**Images of pages and their text:**
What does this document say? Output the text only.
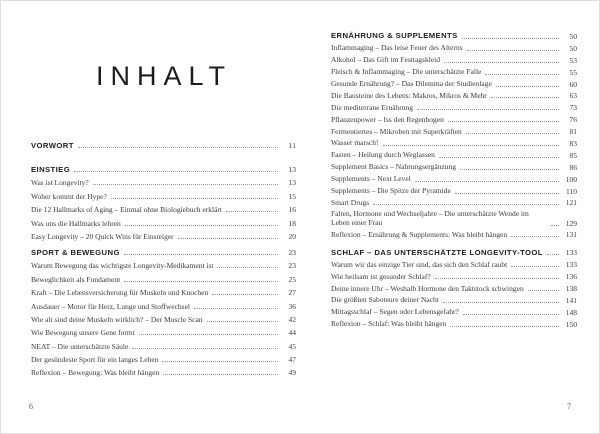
INHALT
VORWORT	11
EINSTIEG	13
Was ist Longevity?	13
Woher kommt der Hype?	15
Die 12 Hallmarks of Aging – Einmal ohne Biologiebuch erklärt	16
Was uns die Hallmarks lehren	18
Easy Longevity – 20 Quick Wins für Einsteiger	20
SPORT & BEWEGUNG	23
Warum Bewegung das wichtigste Longevity-Medikament ist	23
Beweglichkeit als Fundament	25
Kraft – Die Lebensversicherung für Muskeln und Knochen	27
Ausdauer – Motor für Herz, Lunge und Stoffwechsel	36
Wie alt sind deine Muskeln wirklich? – Der Muscle Scan	42
Wie Bewegung unsere Gene formt	44
NEAT – Die unterschätzte Säule	45
Der gesündeste Sport für ein langes Leben	47
Reflexion – Bewegung: Was bleibt hängen	49
ERNÄHRUNG & SUPPLEMENTS	50
Inflammaging – Das leise Feuer des Alterns	50
Alkohol – Das Gift im Festtagskleid	53
Fleisch & Inflammaging – Die unterschätzte Falle	55
Gesunde Ernährung? – Das Dilemma der Studienlage	60
Die Bausteine des Lebens: Makros, Mikros & Mehr	63
Die mediterrane Ernährung	73
Pflanzenpower – Iss den Regenbogen	76
Fermentiertes – Mikroben mit Superkräften	81
Wasser marsch!	83
Fasten – Heilung durch Weglassen	85
Supplement Basics – Nahrungsergänzung	86
Supplements – Next Level	100
Supplements – Die Spitze der Pyramide	110
Smart Drugs	121
Falten, Hormone und Wechseljahre – Die unterschätzte Wende im Leben einer Frau	129
Reflexion – Ernährung & Supplements: Was bleibt hängen	131
SCHLAF – DAS UNTERSCHÄTZTE LONGEVITY-TOOL	133
Warum wir das einzige Tier sind, das sich den Schlaf raubt	133
Wie heilsam ist gesunder Schlaf?	136
Deine innere Uhr – Weshalb Hormone den Taktstock schwingen	138
Die größten Saboteure deiner Nacht	141
Mittagsschlaf – Segen oder Lebensgefahr?	148
Reflexion – Schlaf: Was bleibt hängen	150
6	7
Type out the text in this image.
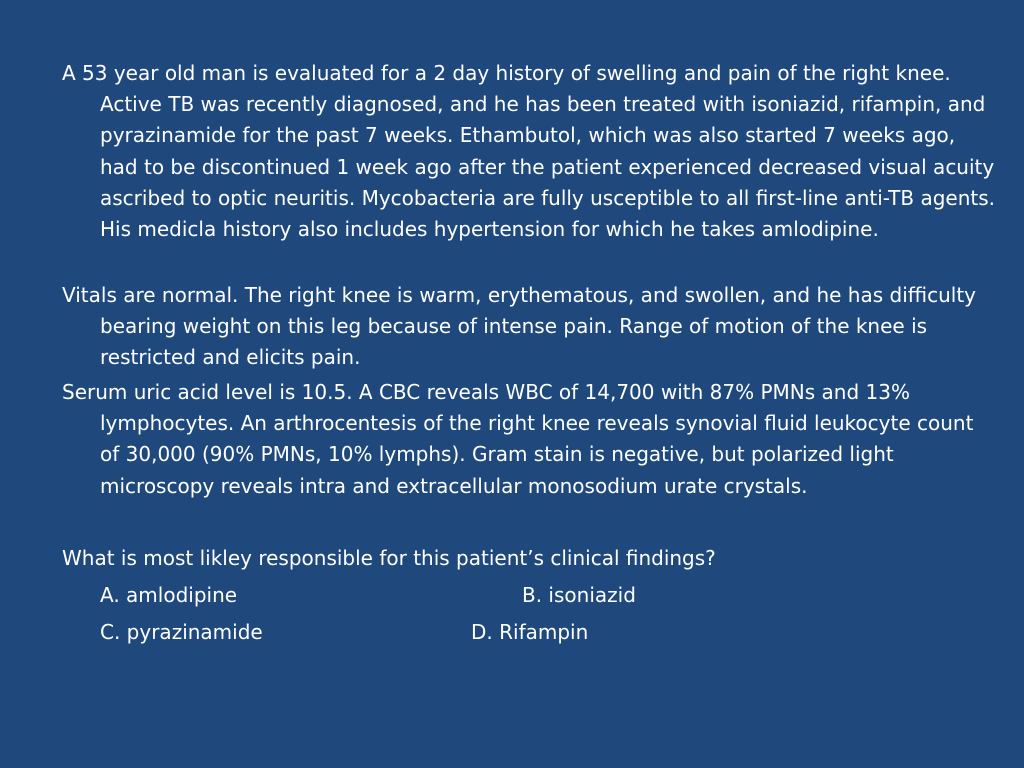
A 53 year old man is evaluated for a 2 day history of swelling and pain of the right knee. Active TB was recently diagnosed, and he has been treated with isoniazid, rifampin, and pyrazinamide for the past 7 weeks. Ethambutol, which was also started 7 weeks ago, had to be discontinued 1 week ago after the patient experienced decreased visual acuity ascribed to optic neuritis. Mycobacteria are fully usceptible to all first-line anti-TB agents. His medicla history also includes hypertension for which he takes amlodipine.

Vitals are normal. The right knee is warm, erythematous, and swollen, and he has difficulty bearing weight on this leg because of intense pain. Range of motion of the knee is restricted and elicits pain.

Serum uric acid level is 10.5. A CBC reveals WBC of 14,700 with 87% PMNs and 13% lymphocytes. An arthrocentesis of the right knee reveals synovial fluid leukocyte count of 30,000 (90% PMNs, 10% lymphs). Gram stain is negative, but polarized light microscopy reveals intra and extracellular monosodium urate crystals.

What is most likley responsible for this patient’s clinical findings?

A. amlodipine	B. isoniazid

C. pyrazinamide	D. Rifampin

**TASK STATEMENT:** Drop the pictures and set down the data above exactly.

**EXERCISE ANSWER:**
What does this document say? Output the text only.
INHALT
VORWORT	11
EINSTIEG	13
Was ist Longevity?	13
Woher kommt der Hype?	15
Die 12 Hallmarks of Aging – Einmal ohne Biologiebuch erklärt	16
Was uns die Hallmarks lehren	18
Easy Longevity – 20 Quick Wins für Einsteiger	20
SPORT & BEWEGUNG	23
Warum Bewegung das wichtigste Longevity-Medikament ist	23
Beweglichkeit als Fundament	25
Kraft – Die Lebensversicherung für Muskeln und Knochen	27
Ausdauer – Motor für Herz, Lunge und Stoffwechsel	36
Wie alt sind deine Muskeln wirklich? – Der Muscle Scan	42
Wie Bewegung unsere Gene formt	44
NEAT – Die unterschätzte Säule	45
Der gesündeste Sport für ein langes Leben	47
Reflexion – Bewegung: Was bleibt hängen	49
ERNÄHRUNG & SUPPLEMENTS	50
Inflammaging – Das leise Feuer des Alterns	50
Alkohol – Das Gift im Festtagskleid	53
Fleisch & Inflammaging – Die unterschätzte Falle	55
Gesunde Ernährung? – Das Dilemma der Studienlage	60
Die Bausteine des Lebens: Makros, Mikros & Mehr	63
Die mediterrane Ernährung	73
Pflanzenpower – Iss den Regenbogen	76
Fermentiertes – Mikroben mit Superkräften	81
Wasser marsch!	83
Fasten – Heilung durch Weglassen	85
Supplement Basics – Nahrungsergänzung	86
Supplements – Next Level	100
Supplements – Die Spitze der Pyramide	110
Smart Drugs	121
Falten, Hormone und Wechseljahre – Die unterschätzte Wende im Leben einer Frau	129
Reflexion – Ernährung & Supplements: Was bleibt hängen	131
SCHLAF – DAS UNTERSCHÄTZTE LONGEVITY-TOOL	133
Warum wir das einzige Tier sind, das sich den Schlaf raubt	133
Wie heilsam ist gesunder Schlaf?	136
Deine innere Uhr – Weshalb Hormone den Taktstock schwingen	138
Die größten Saboteure deiner Nacht	141
Mittagsschlaf – Segen oder Lebensgefahr?	148
Reflexion – Schlaf: Was bleibt hängen	150
6	7
Type out the text in this image.
A 53 year old man is evaluated for a 2 day history of swelling and pain of the right knee. Active TB was recently diagnosed, and he has been treated with isoniazid, rifampin, and pyrazinamide for the past 7 weeks. Ethambutol, which was also started 7 weeks ago, had to be discontinued 1 week ago after the patient experienced decreased visual acuity ascribed to optic neuritis. Mycobacteria are fully usceptible to all first-line anti-TB agents. His medicla history also includes hypertension for which he takes amlodipine.

Vitals are normal. The right knee is warm, erythematous, and swollen, and he has difficulty bearing weight on this leg because of intense pain. Range of motion of the knee is restricted and elicits pain.

Serum uric acid level is 10.5. A CBC reveals WBC of 14,700 with 87% PMNs and 13% lymphocytes. An arthrocentesis of the right knee reveals synovial fluid leukocyte count of 30,000 (90% PMNs, 10% lymphs). Gram stain is negative, but polarized light microscopy reveals intra and extracellular monosodium urate crystals.

What is most likley responsible for this patient’s clinical findings?

A. amlodipine	B. isoniazid

C. pyrazinamide	D. Rifampin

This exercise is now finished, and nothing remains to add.